▶ **PROBLEM**
Copy down all of the data underneath, exactly as shown.

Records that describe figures
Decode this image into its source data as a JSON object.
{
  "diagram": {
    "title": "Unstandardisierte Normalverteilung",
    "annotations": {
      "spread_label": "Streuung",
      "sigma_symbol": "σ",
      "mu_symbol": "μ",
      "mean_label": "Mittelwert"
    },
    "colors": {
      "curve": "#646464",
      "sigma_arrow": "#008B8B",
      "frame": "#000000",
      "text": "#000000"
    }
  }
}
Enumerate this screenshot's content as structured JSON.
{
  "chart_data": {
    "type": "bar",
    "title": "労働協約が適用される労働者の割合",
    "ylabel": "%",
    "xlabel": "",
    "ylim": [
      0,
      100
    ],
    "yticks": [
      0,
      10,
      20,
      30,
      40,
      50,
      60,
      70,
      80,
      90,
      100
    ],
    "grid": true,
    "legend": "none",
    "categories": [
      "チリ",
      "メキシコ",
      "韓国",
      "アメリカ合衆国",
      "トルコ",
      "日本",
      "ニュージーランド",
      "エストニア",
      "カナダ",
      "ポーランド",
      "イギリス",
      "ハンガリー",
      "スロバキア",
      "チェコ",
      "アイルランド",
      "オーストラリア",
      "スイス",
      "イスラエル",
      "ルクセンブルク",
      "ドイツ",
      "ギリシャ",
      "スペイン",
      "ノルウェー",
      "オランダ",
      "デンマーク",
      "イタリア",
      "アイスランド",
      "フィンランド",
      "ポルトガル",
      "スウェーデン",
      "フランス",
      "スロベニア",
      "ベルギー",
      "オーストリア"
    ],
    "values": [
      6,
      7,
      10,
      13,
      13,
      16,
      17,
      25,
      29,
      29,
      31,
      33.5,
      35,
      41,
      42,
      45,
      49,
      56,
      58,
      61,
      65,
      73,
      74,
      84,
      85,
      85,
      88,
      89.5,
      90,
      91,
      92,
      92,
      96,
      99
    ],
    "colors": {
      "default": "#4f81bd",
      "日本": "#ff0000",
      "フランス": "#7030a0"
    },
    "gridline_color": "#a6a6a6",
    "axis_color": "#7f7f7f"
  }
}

▶ **THE SOLUTION**
Decode this image into its source data as a JSON object.
{
  "diagram": {
    "title": "Unstandardisierte Normalverteilung",
    "annotations": {
      "spread_label": "Streuung",
      "sigma_symbol": "σ",
      "mu_symbol": "μ",
      "mean_label": "Mittelwert"
    },
    "colors": {
      "curve": "#646464",
      "sigma_arrow": "#008B8B",
      "frame": "#000000",
      "text": "#000000"
    }
  }
}
Enumerate this screenshot's content as structured JSON.
{
  "chart_data": {
    "type": "bar",
    "title": "労働協約が適用される労働者の割合",
    "ylabel": "%",
    "xlabel": "",
    "ylim": [
      0,
      100
    ],
    "yticks": [
      0,
      10,
      20,
      30,
      40,
      50,
      60,
      70,
      80,
      90,
      100
    ],
    "grid": true,
    "legend": "none",
    "categories": [
      "チリ",
      "メキシコ",
      "韓国",
      "アメリカ合衆国",
      "トルコ",
      "日本",
      "ニュージーランド",
      "エストニア",
      "カナダ",
      "ポーランド",
      "イギリス",
      "ハンガリー",
      "スロバキア",
      "チェコ",
      "アイルランド",
      "オーストラリア",
      "スイス",
      "イスラエル",
      "ルクセンブルク",
      "ドイツ",
      "ギリシャ",
      "スペイン",
      "ノルウェー",
      "オランダ",
      "デンマーク",
      "イタリア",
      "アイスランド",
      "フィンランド",
      "ポルトガル",
      "スウェーデン",
      "フランス",
      "スロベニア",
      "ベルギー",
      "オーストリア"
    ],
    "values": [
      6,
      7,
      10,
      13,
      13,
      16,
      17,
      25,
      29,
      29,
      31,
      33.5,
      35,
      41,
      42,
      45,
      49,
      56,
      58,
      61,
      65,
      73,
      74,
      84,
      85,
      85,
      88,
      89.5,
      90,
      91,
      92,
      92,
      96,
      99
    ],
    "colors": {
      "default": "#4f81bd",
      "日本": "#ff0000",
      "フランス": "#7030a0"
    },
    "gridline_color": "#a6a6a6",
    "axis_color": "#7f7f7f"
  }
}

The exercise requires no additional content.